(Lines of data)
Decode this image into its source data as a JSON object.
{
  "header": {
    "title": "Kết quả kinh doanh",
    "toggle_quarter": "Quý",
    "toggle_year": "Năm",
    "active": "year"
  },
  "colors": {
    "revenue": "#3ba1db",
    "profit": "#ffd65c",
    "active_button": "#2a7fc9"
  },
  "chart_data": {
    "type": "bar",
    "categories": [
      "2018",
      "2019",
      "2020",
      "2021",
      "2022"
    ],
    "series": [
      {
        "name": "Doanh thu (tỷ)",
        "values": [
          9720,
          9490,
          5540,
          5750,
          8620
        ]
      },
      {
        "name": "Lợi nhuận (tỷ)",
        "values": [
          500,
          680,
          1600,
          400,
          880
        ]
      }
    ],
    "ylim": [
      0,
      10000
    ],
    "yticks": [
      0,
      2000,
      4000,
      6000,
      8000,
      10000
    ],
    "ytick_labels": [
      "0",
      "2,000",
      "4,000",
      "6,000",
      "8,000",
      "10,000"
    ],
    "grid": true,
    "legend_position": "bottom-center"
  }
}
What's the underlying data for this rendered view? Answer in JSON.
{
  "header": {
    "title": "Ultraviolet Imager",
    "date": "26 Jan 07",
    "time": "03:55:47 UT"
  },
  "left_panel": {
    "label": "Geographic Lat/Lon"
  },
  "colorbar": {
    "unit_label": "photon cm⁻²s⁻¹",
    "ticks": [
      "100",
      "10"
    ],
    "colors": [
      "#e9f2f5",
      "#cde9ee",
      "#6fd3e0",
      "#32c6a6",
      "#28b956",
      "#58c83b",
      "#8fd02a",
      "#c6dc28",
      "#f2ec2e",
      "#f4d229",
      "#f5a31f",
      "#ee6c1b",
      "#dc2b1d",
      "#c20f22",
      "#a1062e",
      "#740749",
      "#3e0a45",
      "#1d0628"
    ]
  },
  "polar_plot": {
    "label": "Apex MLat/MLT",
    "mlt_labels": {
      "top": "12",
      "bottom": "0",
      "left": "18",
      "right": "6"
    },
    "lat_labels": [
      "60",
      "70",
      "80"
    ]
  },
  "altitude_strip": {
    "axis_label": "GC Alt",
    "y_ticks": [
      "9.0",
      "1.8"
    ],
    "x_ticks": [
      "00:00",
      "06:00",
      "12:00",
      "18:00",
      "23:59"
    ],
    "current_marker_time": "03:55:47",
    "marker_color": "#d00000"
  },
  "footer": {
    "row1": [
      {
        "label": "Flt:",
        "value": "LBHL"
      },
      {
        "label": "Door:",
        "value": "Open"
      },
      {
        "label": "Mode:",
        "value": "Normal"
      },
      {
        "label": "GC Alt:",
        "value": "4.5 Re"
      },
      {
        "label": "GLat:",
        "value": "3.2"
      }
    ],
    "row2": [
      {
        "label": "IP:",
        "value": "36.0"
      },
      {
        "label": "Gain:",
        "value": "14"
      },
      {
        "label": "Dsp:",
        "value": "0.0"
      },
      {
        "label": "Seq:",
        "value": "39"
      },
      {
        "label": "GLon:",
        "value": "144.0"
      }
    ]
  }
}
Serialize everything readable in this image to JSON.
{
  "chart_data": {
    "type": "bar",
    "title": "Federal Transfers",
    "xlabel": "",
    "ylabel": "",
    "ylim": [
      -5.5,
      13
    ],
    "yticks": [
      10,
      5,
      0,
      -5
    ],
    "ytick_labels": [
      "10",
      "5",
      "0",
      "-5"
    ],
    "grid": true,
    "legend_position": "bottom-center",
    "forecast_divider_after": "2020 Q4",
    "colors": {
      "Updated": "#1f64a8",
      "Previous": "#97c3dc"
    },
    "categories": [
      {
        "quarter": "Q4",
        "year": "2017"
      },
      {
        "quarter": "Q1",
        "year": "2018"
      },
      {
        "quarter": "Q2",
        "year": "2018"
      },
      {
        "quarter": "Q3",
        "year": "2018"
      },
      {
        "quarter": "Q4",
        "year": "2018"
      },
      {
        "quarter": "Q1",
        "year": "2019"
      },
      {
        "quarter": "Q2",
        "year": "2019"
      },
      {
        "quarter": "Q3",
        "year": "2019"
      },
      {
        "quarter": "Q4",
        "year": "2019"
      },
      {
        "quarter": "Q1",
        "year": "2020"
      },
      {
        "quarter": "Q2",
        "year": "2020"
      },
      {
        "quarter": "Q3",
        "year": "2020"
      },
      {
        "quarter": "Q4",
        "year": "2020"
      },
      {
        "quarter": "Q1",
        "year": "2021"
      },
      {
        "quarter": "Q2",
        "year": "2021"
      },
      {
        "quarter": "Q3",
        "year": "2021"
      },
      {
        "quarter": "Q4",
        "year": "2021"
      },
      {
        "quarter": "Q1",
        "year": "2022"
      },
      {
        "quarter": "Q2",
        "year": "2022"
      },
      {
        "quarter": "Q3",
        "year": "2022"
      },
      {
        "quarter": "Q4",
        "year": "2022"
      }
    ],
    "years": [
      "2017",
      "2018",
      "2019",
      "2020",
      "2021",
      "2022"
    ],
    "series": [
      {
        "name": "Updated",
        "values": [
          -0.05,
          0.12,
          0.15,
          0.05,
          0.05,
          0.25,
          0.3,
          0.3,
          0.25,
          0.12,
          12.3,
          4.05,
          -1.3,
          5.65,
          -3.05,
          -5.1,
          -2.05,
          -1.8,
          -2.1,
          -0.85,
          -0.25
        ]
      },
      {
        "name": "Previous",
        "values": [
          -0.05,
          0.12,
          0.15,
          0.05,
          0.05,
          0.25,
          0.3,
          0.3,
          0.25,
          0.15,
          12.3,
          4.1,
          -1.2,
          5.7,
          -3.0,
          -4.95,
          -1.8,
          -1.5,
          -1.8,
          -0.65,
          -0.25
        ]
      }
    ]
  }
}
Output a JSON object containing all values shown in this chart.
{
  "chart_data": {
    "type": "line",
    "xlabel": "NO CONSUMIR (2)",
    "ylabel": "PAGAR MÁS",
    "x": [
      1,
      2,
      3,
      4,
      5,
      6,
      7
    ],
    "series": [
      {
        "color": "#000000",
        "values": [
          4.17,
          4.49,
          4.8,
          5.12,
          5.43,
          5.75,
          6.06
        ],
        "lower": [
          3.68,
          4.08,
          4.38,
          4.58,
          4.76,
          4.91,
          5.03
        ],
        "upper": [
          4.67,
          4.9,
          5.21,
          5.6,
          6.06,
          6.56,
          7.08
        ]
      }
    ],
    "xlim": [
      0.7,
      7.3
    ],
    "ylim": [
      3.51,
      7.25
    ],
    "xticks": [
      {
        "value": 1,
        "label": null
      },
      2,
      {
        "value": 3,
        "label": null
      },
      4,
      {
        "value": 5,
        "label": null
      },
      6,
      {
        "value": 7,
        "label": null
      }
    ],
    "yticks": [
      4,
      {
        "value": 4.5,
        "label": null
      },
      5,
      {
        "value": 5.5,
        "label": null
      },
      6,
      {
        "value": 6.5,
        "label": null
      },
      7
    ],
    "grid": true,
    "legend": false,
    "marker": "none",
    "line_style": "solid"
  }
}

**Work to do:**
Nothing should be left out: return all of the records exactly.

**Complete response:**
Decode this image into its source data as a JSON object.
{
  "header": {
    "title": "Kết quả kinh doanh",
    "toggle_quarter": "Quý",
    "toggle_year": "Năm",
    "active": "year"
  },
  "colors": {
    "revenue": "#3ba1db",
    "profit": "#ffd65c",
    "active_button": "#2a7fc9"
  },
  "chart_data": {
    "type": "bar",
    "categories": [
      "2018",
      "2019",
      "2020",
      "2021",
      "2022"
    ],
    "series": [
      {
        "name": "Doanh thu (tỷ)",
        "values": [
          9720,
          9490,
          5540,
          5750,
          8620
        ]
      },
      {
        "name": "Lợi nhuận (tỷ)",
        "values": [
          500,
          680,
          1600,
          400,
          880
        ]
      }
    ],
    "ylim": [
      0,
      10000
    ],
    "yticks": [
      0,
      2000,
      4000,
      6000,
      8000,
      10000
    ],
    "ytick_labels": [
      "0",
      "2,000",
      "4,000",
      "6,000",
      "8,000",
      "10,000"
    ],
    "grid": true,
    "legend_position": "bottom-center"
  }
}
What's the underlying data for this rendered view? Answer in JSON.
{
  "header": {
    "title": "Ultraviolet Imager",
    "date": "26 Jan 07",
    "time": "03:55:47 UT"
  },
  "left_panel": {
    "label": "Geographic Lat/Lon"
  },
  "colorbar": {
    "unit_label": "photon cm⁻²s⁻¹",
    "ticks": [
      "100",
      "10"
    ],
    "colors": [
      "#e9f2f5",
      "#cde9ee",
      "#6fd3e0",
      "#32c6a6",
      "#28b956",
      "#58c83b",
      "#8fd02a",
      "#c6dc28",
      "#f2ec2e",
      "#f4d229",
      "#f5a31f",
      "#ee6c1b",
      "#dc2b1d",
      "#c20f22",
      "#a1062e",
      "#740749",
      "#3e0a45",
      "#1d0628"
    ]
  },
  "polar_plot": {
    "label": "Apex MLat/MLT",
    "mlt_labels": {
      "top": "12",
      "bottom": "0",
      "left": "18",
      "right": "6"
    },
    "lat_labels": [
      "60",
      "70",
      "80"
    ]
  },
  "altitude_strip": {
    "axis_label": "GC Alt",
    "y_ticks": [
      "9.0",
      "1.8"
    ],
    "x_ticks": [
      "00:00",
      "06:00",
      "12:00",
      "18:00",
      "23:59"
    ],
    "current_marker_time": "03:55:47",
    "marker_color": "#d00000"
  },
  "footer": {
    "row1": [
      {
        "label": "Flt:",
        "value": "LBHL"
      },
      {
        "label": "Door:",
        "value": "Open"
      },
      {
        "label": "Mode:",
        "value": "Normal"
      },
      {
        "label": "GC Alt:",
        "value": "4.5 Re"
      },
      {
        "label": "GLat:",
        "value": "3.2"
      }
    ],
    "row2": [
      {
        "label": "IP:",
        "value": "36.0"
      },
      {
        "label": "Gain:",
        "value": "14"
      },
      {
        "label": "Dsp:",
        "value": "0.0"
      },
      {
        "label": "Seq:",
        "value": "39"
      },
      {
        "label": "GLon:",
        "value": "144.0"
      }
    ]
  }
}
Serialize everything readable in this image to JSON.
{
  "chart_data": {
    "type": "bar",
    "title": "Federal Transfers",
    "xlabel": "",
    "ylabel": "",
    "ylim": [
      -5.5,
      13
    ],
    "yticks": [
      10,
      5,
      0,
      -5
    ],
    "ytick_labels": [
      "10",
      "5",
      "0",
      "-5"
    ],
    "grid": true,
    "legend_position": "bottom-center",
    "forecast_divider_after": "2020 Q4",
    "colors": {
      "Updated": "#1f64a8",
      "Previous": "#97c3dc"
    },
    "categories": [
      {
        "quarter": "Q4",
        "year": "2017"
      },
      {
        "quarter": "Q1",
        "year": "2018"
      },
      {
        "quarter": "Q2",
        "year": "2018"
      },
      {
        "quarter": "Q3",
        "year": "2018"
      },
      {
        "quarter": "Q4",
        "year": "2018"
      },
      {
        "quarter": "Q1",
        "year": "2019"
      },
      {
        "quarter": "Q2",
        "year": "2019"
      },
      {
        "quarter": "Q3",
        "year": "2019"
      },
      {
        "quarter": "Q4",
        "year": "2019"
      },
      {
        "quarter": "Q1",
        "year": "2020"
      },
      {
        "quarter": "Q2",
        "year": "2020"
      },
      {
        "quarter": "Q3",
        "year": "2020"
      },
      {
        "quarter": "Q4",
        "year": "2020"
      },
      {
        "quarter": "Q1",
        "year": "2021"
      },
      {
        "quarter": "Q2",
        "year": "2021"
      },
      {
        "quarter": "Q3",
        "year": "2021"
      },
      {
        "quarter": "Q4",
        "year": "2021"
      },
      {
        "quarter": "Q1",
        "year": "2022"
      },
      {
        "quarter": "Q2",
        "year": "2022"
      },
      {
        "quarter": "Q3",
        "year": "2022"
      },
      {
        "quarter": "Q4",
        "year": "2022"
      }
    ],
    "years": [
      "2017",
      "2018",
      "2019",
      "2020",
      "2021",
      "2022"
    ],
    "series": [
      {
        "name": "Updated",
        "values": [
          -0.05,
          0.12,
          0.15,
          0.05,
          0.05,
          0.25,
          0.3,
          0.3,
          0.25,
          0.12,
          12.3,
          4.05,
          -1.3,
          5.65,
          -3.05,
          -5.1,
          -2.05,
          -1.8,
          -2.1,
          -0.85,
          -0.25
        ]
      },
      {
        "name": "Previous",
        "values": [
          -0.05,
          0.12,
          0.15,
          0.05,
          0.05,
          0.25,
          0.3,
          0.3,
          0.25,
          0.15,
          12.3,
          4.1,
          -1.2,
          5.7,
          -3.0,
          -4.95,
          -1.8,
          -1.5,
          -1.8,
          -0.65,
          -0.25
        ]
      }
    ]
  }
}
Output a JSON object containing all values shown in this chart.
{
  "chart_data": {
    "type": "line",
    "xlabel": "NO CONSUMIR (2)",
    "ylabel": "PAGAR MÁS",
    "x": [
      1,
      2,
      3,
      4,
      5,
      6,
      7
    ],
    "series": [
      {
        "color": "#000000",
        "values": [
          4.17,
          4.49,
          4.8,
          5.12,
          5.43,
          5.75,
          6.06
        ],
        "lower": [
          3.68,
          4.08,
          4.38,
          4.58,
          4.76,
          4.91,
          5.03
        ],
        "upper": [
          4.67,
          4.9,
          5.21,
          5.6,
          6.06,
          6.56,
          7.08
        ]
      }
    ],
    "xlim": [
      0.7,
      7.3
    ],
    "ylim": [
      3.51,
      7.25
    ],
    "xticks": [
      {
        "value": 1,
        "label": null
      },
      2,
      {
        "value": 3,
        "label": null
      },
      4,
      {
        "value": 5,
        "label": null
      },
      6,
      {
        "value": 7,
        "label": null
      }
    ],
    "yticks": [
      4,
      {
        "value": 4.5,
        "label": null
      },
      5,
      {
        "value": 5.5,
        "label": null
      },
      6,
      {
        "value": 6.5,
        "label": null
      },
      7
    ],
    "grid": true,
    "legend": false,
    "marker": "none",
    "line_style": "solid"
  }
}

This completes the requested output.